[Recorded data]
———

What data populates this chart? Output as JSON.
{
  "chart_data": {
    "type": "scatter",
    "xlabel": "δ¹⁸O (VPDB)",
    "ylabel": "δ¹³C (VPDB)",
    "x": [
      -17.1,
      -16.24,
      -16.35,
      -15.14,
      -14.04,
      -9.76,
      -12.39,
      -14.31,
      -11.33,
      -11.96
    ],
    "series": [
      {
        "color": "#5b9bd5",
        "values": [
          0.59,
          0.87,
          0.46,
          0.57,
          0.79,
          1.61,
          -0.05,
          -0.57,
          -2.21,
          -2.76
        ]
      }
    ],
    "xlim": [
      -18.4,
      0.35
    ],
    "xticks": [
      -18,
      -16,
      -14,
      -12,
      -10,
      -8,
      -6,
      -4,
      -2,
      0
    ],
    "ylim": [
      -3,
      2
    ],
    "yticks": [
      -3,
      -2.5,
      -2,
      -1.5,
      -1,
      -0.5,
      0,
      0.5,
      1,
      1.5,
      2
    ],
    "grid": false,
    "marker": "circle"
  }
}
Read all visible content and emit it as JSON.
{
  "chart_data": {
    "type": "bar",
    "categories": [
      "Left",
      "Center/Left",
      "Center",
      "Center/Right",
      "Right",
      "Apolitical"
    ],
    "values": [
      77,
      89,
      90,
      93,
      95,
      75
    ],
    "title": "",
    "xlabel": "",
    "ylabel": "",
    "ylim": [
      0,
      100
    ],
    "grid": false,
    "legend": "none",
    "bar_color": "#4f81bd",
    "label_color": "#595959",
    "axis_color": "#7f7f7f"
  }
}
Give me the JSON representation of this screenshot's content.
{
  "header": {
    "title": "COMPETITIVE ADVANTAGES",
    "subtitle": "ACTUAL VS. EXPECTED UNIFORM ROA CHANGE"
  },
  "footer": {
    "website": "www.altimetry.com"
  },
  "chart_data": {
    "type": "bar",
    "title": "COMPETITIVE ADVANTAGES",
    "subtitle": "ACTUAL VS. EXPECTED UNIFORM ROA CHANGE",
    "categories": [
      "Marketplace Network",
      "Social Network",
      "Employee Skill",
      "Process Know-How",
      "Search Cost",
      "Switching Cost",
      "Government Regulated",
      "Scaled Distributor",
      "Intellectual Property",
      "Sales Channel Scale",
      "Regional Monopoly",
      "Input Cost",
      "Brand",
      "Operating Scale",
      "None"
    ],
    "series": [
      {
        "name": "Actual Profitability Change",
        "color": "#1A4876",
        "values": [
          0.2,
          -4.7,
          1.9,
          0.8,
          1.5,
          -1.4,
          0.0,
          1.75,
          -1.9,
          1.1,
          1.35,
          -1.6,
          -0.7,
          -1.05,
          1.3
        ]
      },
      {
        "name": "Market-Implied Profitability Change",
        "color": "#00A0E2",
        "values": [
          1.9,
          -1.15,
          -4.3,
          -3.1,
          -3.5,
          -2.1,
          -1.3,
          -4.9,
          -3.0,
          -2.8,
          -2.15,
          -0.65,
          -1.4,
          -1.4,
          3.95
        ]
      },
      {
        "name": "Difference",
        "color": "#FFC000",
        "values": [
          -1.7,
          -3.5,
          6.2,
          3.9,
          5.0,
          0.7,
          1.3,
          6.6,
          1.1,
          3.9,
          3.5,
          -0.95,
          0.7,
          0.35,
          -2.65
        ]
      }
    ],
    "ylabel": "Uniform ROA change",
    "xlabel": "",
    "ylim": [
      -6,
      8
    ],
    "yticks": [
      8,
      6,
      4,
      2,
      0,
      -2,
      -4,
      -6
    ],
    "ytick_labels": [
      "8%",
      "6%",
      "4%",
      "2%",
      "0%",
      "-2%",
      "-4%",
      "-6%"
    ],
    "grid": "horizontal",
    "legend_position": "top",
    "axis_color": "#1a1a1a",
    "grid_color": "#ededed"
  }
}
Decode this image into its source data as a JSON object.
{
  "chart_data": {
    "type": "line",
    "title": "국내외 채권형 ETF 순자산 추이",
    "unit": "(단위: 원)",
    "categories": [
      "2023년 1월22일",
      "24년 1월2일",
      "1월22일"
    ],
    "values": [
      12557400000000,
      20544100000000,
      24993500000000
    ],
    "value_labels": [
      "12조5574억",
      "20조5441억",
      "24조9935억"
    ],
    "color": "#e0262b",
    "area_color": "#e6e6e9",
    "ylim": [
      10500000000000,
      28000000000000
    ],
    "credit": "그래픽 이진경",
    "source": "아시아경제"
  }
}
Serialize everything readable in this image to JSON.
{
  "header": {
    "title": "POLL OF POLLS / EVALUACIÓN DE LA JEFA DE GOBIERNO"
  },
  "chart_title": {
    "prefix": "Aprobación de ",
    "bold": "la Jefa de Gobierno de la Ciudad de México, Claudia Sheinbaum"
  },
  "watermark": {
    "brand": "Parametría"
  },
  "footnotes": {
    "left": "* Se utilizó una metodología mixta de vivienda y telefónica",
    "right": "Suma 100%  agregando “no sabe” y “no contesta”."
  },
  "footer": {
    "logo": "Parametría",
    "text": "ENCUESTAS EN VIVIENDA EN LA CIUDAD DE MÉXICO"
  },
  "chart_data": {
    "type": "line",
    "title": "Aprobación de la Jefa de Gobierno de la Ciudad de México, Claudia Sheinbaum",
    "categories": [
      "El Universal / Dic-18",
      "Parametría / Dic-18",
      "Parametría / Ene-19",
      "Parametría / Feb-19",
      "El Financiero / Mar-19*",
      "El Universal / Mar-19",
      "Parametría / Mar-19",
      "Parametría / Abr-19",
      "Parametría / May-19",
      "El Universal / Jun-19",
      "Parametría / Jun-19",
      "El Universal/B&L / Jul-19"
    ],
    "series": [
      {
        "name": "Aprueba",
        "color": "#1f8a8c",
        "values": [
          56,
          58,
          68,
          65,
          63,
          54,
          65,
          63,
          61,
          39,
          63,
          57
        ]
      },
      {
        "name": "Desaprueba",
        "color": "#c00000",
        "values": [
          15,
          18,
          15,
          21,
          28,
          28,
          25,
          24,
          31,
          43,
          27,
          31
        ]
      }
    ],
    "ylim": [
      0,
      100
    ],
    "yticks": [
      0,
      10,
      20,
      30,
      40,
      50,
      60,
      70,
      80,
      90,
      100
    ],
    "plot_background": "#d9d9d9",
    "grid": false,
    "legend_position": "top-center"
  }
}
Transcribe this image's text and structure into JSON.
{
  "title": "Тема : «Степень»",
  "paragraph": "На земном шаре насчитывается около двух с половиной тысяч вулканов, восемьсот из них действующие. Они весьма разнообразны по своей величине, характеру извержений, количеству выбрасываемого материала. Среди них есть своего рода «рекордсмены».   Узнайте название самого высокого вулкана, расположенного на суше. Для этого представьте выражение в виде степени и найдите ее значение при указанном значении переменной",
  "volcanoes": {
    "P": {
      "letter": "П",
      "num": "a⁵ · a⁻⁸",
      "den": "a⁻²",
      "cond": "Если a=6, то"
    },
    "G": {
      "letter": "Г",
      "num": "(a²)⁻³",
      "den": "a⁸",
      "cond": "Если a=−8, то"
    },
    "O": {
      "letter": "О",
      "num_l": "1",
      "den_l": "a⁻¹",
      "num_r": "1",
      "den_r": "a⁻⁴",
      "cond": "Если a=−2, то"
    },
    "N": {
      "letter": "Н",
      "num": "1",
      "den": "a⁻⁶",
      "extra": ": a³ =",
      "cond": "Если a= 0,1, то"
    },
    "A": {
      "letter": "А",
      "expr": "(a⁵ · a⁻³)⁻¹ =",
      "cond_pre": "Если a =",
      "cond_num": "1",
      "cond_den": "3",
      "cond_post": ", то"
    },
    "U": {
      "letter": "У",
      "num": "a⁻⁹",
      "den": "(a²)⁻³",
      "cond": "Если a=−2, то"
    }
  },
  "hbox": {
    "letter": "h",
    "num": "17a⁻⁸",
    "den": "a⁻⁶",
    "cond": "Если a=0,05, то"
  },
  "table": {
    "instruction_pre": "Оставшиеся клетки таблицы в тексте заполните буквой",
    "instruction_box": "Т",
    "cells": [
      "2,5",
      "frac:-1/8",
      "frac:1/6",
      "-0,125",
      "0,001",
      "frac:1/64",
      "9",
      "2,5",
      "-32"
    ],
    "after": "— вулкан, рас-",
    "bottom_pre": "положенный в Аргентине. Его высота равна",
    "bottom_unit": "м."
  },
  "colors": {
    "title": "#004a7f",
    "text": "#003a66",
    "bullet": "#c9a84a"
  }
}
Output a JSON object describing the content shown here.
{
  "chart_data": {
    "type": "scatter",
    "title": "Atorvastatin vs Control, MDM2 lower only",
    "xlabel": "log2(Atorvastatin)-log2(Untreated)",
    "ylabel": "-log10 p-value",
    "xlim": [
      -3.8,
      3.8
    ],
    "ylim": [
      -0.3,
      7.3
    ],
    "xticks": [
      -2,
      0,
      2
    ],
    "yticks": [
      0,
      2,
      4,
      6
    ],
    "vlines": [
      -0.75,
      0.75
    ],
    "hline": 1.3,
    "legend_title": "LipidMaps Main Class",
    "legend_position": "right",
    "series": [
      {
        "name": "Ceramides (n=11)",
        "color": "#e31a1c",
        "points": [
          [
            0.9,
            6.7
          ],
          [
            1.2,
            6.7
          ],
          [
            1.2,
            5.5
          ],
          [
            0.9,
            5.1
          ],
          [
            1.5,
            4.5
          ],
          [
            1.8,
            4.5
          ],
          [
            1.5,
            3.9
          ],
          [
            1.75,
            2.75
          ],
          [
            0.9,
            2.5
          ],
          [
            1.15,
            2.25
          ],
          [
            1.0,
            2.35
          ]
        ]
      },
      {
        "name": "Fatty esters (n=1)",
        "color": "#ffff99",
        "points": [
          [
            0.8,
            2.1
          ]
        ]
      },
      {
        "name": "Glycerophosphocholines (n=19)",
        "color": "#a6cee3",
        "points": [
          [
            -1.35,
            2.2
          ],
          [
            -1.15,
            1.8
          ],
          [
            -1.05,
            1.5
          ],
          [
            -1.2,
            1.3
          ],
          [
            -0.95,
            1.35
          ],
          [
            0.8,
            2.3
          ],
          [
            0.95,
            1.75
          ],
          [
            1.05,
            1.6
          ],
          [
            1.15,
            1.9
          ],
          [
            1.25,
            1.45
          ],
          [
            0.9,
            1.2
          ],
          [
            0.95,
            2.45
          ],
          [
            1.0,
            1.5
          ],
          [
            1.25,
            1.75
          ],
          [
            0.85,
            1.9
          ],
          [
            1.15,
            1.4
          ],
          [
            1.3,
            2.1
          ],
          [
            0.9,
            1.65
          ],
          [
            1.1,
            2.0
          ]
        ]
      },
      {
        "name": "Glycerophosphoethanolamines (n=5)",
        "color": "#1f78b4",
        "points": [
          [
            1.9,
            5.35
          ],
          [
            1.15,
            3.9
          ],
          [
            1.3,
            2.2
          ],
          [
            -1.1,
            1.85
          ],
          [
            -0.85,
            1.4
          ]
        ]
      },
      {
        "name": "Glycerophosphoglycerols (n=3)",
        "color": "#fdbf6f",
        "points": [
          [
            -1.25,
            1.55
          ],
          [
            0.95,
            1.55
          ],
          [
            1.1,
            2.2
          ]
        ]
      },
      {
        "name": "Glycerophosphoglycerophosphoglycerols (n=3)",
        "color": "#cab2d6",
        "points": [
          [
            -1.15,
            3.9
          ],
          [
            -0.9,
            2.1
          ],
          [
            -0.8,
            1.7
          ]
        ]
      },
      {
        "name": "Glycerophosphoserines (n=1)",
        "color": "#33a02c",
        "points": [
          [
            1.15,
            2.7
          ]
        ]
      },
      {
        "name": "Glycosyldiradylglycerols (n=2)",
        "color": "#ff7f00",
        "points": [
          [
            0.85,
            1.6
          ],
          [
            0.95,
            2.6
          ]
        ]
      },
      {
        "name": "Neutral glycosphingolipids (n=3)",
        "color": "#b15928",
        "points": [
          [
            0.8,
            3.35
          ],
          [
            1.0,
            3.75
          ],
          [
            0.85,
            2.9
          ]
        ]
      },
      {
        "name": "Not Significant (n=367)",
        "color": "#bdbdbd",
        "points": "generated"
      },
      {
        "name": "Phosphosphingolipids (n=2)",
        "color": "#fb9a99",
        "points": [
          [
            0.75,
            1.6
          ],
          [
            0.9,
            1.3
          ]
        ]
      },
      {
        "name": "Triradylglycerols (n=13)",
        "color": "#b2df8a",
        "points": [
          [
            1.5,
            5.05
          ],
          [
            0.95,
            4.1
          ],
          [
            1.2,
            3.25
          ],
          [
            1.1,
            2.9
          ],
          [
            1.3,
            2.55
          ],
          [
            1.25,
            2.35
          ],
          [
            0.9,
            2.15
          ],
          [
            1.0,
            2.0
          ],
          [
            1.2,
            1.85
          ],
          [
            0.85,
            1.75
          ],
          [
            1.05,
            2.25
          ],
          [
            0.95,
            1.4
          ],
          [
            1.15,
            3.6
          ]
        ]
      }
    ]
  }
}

———

State only the count of lines above that hold the string "this".

5